Retype the material below. Keep every word exactly as it is.

** BEGIN **

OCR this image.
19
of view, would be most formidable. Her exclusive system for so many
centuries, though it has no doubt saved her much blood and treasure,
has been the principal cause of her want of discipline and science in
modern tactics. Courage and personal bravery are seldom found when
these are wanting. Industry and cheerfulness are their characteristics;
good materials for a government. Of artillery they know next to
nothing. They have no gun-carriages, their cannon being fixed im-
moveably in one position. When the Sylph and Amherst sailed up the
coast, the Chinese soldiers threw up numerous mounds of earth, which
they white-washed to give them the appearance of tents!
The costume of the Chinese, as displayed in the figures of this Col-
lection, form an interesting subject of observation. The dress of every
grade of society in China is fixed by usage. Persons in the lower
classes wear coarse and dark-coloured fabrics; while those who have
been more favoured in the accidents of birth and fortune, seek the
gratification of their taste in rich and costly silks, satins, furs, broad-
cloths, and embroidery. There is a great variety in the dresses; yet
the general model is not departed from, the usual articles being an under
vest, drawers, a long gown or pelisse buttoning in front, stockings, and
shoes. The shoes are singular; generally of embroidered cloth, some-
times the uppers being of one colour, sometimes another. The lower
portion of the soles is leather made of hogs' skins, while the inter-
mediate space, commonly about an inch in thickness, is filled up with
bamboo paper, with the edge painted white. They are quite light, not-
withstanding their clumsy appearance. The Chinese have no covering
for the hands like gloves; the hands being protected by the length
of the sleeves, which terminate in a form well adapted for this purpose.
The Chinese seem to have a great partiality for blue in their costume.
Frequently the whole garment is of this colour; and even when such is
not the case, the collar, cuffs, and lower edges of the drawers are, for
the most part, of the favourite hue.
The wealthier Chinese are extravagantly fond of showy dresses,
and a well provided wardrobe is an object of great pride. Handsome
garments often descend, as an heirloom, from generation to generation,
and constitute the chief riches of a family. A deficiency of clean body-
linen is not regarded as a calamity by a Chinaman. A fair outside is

** END **

__TASK RESULT__
OCR this image.
19
of view, would be most formidable. Her exclusive system for so many
centuries, though it has no doubt saved her much blood and treasure,
has been the principal cause of her want of discipline and science in
modern tactics. Courage and personal bravery are seldom found when
these are wanting. Industry and cheerfulness are their characteristics;
good materials for a government. Of artillery they know next to
nothing. They have no gun-carriages, their cannon being fixed im-
moveably in one position. When the Sylph and Amherst sailed up the
coast, the Chinese soldiers threw up numerous mounds of earth, which
they white-washed to give them the appearance of tents!
The costume of the Chinese, as displayed in the figures of this Col-
lection, form an interesting subject of observation. The dress of every
grade of society in China is fixed by usage. Persons in the lower
classes wear coarse and dark-coloured fabrics; while those who have
been more favoured in the accidents of birth and fortune, seek the
gratification of their taste in rich and costly silks, satins, furs, broad-
cloths, and embroidery. There is a great variety in the dresses; yet
the general model is not departed from, the usual articles being an under
vest, drawers, a long gown or pelisse buttoning in front, stockings, and
shoes. The shoes are singular; generally of embroidered cloth, some-
times the uppers being of one colour, sometimes another. The lower
portion of the soles is leather made of hogs' skins, while the inter-
mediate space, commonly about an inch in thickness, is filled up with
bamboo paper, with the edge painted white. They are quite light, not-
withstanding their clumsy appearance. The Chinese have no covering
for the hands like gloves; the hands being protected by the length
of the sleeves, which terminate in a form well adapted for this purpose.
The Chinese seem to have a great partiality for blue in their costume.
Frequently the whole garment is of this colour; and even when such is
not the case, the collar, cuffs, and lower edges of the drawers are, for
the most part, of the favourite hue.
The wealthier Chinese are extravagantly fond of showy dresses,
and a well provided wardrobe is an object of great pride. Handsome
garments often descend, as an heirloom, from generation to generation,
and constitute the chief riches of a family. A deficiency of clean body-
linen is not regarded as a calamity by a Chinaman. A fair outside is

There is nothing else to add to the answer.